## DIRECTIONS
Transcribe all the entries word for word, skipping the pictures.

## DATA SECTION

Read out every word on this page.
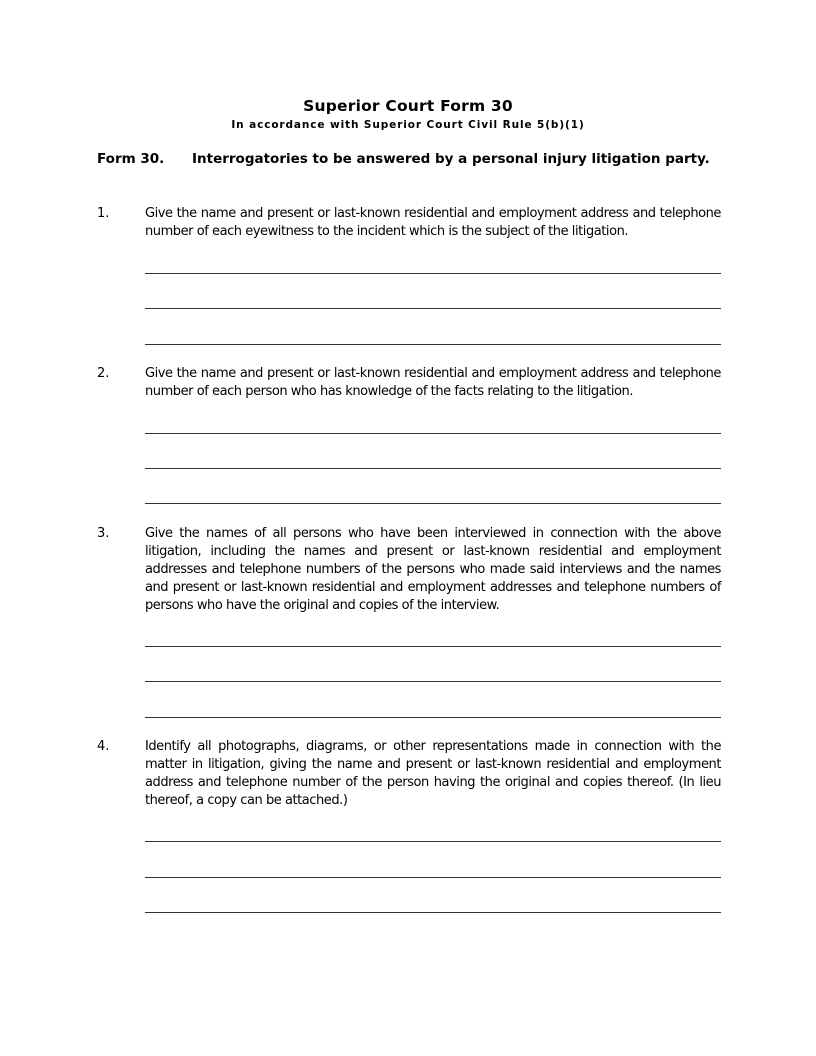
Superior Court Form 30
In accordance with Superior Court Civil Rule 5(b)(1)
Form 30. Interrogatories to be answered by a personal injury litigation party.
1.	Give the name and present or last-known residential and employment address and telephone number of each eyewitness to the incident which is the subject of the litigation.
2.	Give the name and present or last-known residential and employment address and telephone number of each person who has knowledge of the facts relating to the litigation.
3.	Give the names of all persons who have been interviewed in connection with the above litigation, including the names and present or last-known residential and employment addresses and telephone numbers of the persons who made said interviews and the names and present or last-known residential and employment addresses and telephone numbers of persons who have the original and copies of the interview.
4.	Identify all photographs, diagrams, or other representations made in connection with the matter in litigation, giving the name and present or last-known residential and employment address and telephone number of the person having the original and copies thereof. (In lieu thereof, a copy can be attached.)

## WRITTEN ANSWER
Read out every word on this page.
Superior Court Form 30
In accordance with Superior Court Civil Rule 5(b)(1)
Form 30. Interrogatories to be answered by a personal injury litigation party.
1.	Give the name and present or last-known residential and employment address and telephone number of each eyewitness to the incident which is the subject of the litigation.
2.	Give the name and present or last-known residential and employment address and telephone number of each person who has knowledge of the facts relating to the litigation.
3.	Give the names of all persons who have been interviewed in connection with the above litigation, including the names and present or last-known residential and employment addresses and telephone numbers of the persons who made said interviews and the names and present or last-known residential and employment addresses and telephone numbers of persons who have the original and copies of the interview.
4.	Identify all photographs, diagrams, or other representations made in connection with the matter in litigation, giving the name and present or last-known residential and employment address and telephone number of the person having the original and copies thereof. (In lieu thereof, a copy can be attached.)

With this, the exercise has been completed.